## Directions for this task
Search the material for the string "Sunny" and copy each line where it occurs.
########################################
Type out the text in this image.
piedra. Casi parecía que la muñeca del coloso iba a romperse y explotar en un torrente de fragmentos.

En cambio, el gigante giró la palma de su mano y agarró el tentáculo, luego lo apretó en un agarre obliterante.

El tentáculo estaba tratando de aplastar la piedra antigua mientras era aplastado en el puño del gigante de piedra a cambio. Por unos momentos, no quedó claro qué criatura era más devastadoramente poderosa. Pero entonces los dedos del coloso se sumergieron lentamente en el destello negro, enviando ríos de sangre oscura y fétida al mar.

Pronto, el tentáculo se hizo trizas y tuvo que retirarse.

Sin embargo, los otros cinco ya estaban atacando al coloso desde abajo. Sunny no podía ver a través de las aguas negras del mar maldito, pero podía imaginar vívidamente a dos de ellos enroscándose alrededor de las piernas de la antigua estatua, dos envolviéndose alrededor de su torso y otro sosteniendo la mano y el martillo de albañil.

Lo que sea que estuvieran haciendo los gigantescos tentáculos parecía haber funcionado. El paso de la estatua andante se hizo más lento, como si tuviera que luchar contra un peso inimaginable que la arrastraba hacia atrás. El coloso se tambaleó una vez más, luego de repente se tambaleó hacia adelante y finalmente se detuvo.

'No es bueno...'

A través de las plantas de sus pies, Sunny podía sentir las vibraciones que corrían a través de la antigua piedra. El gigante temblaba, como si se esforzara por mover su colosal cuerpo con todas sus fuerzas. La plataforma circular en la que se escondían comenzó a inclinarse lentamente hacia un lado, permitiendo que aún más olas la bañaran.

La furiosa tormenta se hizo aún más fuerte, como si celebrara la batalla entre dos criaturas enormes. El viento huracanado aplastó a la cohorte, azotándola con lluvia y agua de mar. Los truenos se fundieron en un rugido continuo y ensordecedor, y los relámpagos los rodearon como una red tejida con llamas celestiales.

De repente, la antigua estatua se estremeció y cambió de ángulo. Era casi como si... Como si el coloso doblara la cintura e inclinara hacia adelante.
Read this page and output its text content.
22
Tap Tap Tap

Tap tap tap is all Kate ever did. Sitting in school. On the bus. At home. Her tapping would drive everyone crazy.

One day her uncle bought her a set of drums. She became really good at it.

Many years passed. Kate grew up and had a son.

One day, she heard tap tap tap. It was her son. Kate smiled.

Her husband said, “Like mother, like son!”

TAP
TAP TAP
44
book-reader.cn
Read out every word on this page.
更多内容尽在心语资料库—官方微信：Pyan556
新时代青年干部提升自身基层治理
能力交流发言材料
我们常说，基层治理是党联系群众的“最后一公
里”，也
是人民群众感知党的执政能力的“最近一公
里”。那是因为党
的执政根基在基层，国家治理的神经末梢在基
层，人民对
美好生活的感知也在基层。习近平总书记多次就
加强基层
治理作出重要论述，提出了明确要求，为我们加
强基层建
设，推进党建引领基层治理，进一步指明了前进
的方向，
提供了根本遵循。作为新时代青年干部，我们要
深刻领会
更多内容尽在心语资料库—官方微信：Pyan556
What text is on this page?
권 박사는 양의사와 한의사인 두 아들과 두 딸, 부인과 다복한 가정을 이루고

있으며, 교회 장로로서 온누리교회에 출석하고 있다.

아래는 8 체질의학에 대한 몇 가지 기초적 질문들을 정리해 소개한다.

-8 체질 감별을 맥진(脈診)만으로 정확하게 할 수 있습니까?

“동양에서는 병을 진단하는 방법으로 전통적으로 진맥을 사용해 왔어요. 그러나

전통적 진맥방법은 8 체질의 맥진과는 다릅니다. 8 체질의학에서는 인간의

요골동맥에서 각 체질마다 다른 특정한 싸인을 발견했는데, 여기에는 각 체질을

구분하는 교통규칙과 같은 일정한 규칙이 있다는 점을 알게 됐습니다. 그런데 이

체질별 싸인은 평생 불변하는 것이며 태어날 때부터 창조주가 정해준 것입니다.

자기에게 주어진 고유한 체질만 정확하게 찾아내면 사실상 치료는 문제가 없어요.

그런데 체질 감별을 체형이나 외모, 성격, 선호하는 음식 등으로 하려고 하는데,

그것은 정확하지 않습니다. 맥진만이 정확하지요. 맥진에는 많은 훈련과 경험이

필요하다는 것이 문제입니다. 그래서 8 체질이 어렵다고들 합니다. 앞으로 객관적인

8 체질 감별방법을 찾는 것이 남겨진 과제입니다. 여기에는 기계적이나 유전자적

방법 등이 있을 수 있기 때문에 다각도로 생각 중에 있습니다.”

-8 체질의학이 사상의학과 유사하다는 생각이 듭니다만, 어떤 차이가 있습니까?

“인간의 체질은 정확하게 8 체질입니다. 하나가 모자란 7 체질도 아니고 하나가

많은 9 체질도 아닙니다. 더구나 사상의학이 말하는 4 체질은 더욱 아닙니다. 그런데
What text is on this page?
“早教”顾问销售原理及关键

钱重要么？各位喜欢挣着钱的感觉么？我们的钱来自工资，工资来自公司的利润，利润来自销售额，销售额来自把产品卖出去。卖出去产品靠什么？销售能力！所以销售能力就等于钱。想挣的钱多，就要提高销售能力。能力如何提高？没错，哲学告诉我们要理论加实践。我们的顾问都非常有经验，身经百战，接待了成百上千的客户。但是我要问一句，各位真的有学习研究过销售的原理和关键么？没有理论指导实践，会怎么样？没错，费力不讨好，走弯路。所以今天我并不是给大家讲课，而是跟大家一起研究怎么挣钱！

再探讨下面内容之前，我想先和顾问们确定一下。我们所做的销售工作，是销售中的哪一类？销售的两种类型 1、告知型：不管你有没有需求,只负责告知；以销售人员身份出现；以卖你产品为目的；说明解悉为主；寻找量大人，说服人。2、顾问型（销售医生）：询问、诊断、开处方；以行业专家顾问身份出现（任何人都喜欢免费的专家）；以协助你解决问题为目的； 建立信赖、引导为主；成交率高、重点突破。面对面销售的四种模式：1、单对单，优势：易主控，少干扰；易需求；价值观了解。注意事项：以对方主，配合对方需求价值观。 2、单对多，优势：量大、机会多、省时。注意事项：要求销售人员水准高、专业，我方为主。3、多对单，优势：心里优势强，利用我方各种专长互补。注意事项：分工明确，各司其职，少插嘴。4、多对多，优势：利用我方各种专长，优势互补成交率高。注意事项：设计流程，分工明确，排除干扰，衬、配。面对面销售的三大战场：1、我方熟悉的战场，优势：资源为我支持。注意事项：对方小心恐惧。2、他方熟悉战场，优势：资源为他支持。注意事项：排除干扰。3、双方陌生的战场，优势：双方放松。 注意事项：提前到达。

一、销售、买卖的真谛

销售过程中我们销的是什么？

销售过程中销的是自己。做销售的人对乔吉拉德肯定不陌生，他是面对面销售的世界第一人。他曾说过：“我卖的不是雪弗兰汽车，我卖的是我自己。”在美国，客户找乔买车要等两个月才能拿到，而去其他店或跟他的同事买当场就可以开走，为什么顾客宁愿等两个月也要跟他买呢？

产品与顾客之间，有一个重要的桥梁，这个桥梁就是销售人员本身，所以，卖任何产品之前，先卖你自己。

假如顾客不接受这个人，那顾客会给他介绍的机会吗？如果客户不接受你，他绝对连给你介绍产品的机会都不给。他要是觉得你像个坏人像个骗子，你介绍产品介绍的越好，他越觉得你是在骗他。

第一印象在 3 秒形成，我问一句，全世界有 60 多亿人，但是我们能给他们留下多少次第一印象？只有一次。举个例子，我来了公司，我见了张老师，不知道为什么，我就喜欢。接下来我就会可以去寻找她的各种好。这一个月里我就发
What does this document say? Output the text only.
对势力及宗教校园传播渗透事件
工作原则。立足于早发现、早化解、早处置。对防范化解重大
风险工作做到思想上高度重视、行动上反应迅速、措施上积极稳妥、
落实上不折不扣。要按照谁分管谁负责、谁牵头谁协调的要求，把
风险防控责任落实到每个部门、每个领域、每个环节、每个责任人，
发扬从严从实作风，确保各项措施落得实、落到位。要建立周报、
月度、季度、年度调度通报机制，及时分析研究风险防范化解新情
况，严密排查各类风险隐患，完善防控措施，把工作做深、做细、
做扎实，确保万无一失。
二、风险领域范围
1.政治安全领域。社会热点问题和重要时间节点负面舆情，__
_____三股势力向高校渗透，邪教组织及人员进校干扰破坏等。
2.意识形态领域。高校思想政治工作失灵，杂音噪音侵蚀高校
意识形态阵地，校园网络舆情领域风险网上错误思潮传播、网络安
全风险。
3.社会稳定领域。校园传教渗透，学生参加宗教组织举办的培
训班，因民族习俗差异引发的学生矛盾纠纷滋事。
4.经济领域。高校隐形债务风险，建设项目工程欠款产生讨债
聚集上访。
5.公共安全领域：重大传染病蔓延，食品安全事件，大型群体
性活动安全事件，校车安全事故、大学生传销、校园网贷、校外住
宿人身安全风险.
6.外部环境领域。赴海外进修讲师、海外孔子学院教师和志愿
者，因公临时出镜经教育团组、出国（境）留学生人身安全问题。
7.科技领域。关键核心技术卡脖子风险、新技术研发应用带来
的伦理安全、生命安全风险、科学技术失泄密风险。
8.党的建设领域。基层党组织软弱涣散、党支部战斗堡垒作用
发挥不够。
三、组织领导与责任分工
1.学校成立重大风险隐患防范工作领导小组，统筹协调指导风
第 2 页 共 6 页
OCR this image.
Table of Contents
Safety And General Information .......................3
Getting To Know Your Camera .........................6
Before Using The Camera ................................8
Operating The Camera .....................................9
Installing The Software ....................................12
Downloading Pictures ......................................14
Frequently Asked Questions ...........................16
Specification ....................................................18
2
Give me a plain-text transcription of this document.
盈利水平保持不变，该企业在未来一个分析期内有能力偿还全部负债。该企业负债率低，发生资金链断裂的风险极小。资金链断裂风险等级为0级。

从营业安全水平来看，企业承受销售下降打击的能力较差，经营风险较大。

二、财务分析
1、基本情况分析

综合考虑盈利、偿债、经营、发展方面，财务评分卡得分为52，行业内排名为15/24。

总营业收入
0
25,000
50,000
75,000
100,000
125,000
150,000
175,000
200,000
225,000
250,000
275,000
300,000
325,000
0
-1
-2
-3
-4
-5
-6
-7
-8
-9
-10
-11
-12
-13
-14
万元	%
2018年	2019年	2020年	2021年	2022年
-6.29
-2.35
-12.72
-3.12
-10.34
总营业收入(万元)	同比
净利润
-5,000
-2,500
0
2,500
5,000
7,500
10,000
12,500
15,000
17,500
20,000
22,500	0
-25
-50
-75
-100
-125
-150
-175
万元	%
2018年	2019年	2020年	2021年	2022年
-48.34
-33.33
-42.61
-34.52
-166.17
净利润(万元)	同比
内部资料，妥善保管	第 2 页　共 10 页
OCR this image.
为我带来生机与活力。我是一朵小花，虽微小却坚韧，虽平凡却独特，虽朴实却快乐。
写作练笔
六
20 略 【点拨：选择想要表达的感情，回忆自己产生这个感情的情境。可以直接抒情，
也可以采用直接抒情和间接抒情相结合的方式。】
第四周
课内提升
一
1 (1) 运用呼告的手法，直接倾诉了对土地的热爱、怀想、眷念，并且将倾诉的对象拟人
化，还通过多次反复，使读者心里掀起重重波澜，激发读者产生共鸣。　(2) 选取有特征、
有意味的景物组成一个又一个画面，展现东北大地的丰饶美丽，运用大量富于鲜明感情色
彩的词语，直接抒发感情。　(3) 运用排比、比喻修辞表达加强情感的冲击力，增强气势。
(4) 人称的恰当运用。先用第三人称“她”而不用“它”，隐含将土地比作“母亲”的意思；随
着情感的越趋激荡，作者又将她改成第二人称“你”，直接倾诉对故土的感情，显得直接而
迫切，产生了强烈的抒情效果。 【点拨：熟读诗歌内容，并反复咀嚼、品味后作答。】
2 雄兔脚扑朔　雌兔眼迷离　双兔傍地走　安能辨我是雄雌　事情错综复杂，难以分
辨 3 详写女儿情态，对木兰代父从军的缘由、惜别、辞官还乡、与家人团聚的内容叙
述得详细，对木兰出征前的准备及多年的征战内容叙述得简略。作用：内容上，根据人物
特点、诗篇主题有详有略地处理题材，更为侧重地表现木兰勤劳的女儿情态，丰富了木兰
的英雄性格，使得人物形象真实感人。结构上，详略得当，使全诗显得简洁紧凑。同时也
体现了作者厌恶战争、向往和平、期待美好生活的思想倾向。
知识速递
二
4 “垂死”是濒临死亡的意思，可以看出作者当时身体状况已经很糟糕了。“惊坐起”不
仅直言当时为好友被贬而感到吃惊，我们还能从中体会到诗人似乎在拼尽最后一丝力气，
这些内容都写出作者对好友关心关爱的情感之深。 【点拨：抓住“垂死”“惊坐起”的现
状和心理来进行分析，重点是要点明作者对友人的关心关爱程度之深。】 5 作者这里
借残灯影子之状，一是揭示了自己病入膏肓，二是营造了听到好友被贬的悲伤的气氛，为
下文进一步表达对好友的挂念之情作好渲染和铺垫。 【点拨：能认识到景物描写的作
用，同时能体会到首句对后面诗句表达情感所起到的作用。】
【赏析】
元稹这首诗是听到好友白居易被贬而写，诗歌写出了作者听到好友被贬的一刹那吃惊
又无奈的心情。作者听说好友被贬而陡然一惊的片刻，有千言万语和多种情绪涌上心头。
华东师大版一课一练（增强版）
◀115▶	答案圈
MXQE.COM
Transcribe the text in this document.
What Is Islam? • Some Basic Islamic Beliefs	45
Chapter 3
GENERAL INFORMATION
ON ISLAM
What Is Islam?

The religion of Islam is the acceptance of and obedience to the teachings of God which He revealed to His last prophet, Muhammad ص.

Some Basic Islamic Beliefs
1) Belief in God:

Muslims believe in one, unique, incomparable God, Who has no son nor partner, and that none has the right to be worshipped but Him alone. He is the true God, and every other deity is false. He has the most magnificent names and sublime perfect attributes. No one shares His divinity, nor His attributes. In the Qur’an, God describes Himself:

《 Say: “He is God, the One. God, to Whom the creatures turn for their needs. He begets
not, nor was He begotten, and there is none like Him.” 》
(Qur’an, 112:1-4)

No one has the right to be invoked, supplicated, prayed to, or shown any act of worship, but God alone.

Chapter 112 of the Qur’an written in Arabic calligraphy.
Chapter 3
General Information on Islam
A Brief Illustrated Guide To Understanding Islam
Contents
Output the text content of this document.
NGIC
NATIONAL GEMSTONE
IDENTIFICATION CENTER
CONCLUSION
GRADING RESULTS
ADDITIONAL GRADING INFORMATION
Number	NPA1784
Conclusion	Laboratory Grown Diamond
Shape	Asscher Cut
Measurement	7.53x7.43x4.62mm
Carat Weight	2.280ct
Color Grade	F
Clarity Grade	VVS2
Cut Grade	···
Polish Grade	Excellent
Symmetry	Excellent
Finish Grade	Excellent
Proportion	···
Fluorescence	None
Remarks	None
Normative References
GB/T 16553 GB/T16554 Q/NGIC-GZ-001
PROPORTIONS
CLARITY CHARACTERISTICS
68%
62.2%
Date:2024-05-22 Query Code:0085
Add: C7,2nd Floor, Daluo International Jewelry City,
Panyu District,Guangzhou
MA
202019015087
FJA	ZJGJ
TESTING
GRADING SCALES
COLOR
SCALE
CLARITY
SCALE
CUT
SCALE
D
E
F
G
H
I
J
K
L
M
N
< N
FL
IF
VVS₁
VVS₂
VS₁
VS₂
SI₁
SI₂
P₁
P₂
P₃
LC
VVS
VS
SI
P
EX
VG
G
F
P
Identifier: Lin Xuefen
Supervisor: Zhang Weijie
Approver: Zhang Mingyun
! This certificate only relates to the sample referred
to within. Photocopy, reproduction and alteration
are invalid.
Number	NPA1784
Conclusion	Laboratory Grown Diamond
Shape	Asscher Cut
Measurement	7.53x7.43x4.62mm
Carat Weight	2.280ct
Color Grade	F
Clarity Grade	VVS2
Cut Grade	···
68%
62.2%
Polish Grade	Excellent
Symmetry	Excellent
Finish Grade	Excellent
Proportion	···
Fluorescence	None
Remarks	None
########################################
## Output of the exercise
Sin embargo, los otros cinco ya estaban atacando al coloso desde abajo. Sunny no podía ver a través de las aguas negras del mar maldito, pero podía imaginar vívidamente a dos de ellos enroscándose alrededor de las piernas de la antigua estatua, dos envolviéndose alrededor de su torso y otro sosteniendo la mano y el martillo de albañil.
A través de las plantas de sus pies, Sunny podía sentir las vibraciones que corrían a través de la antigua piedra. El gigante temblaba, como si se esforzara por mover su colosal cuerpo con todas sus fuerzas. La plataforma circular en la que se escondían comenzó a inclinarse lentamente hacia un lado, permitiendo que aún más olas la bañaran.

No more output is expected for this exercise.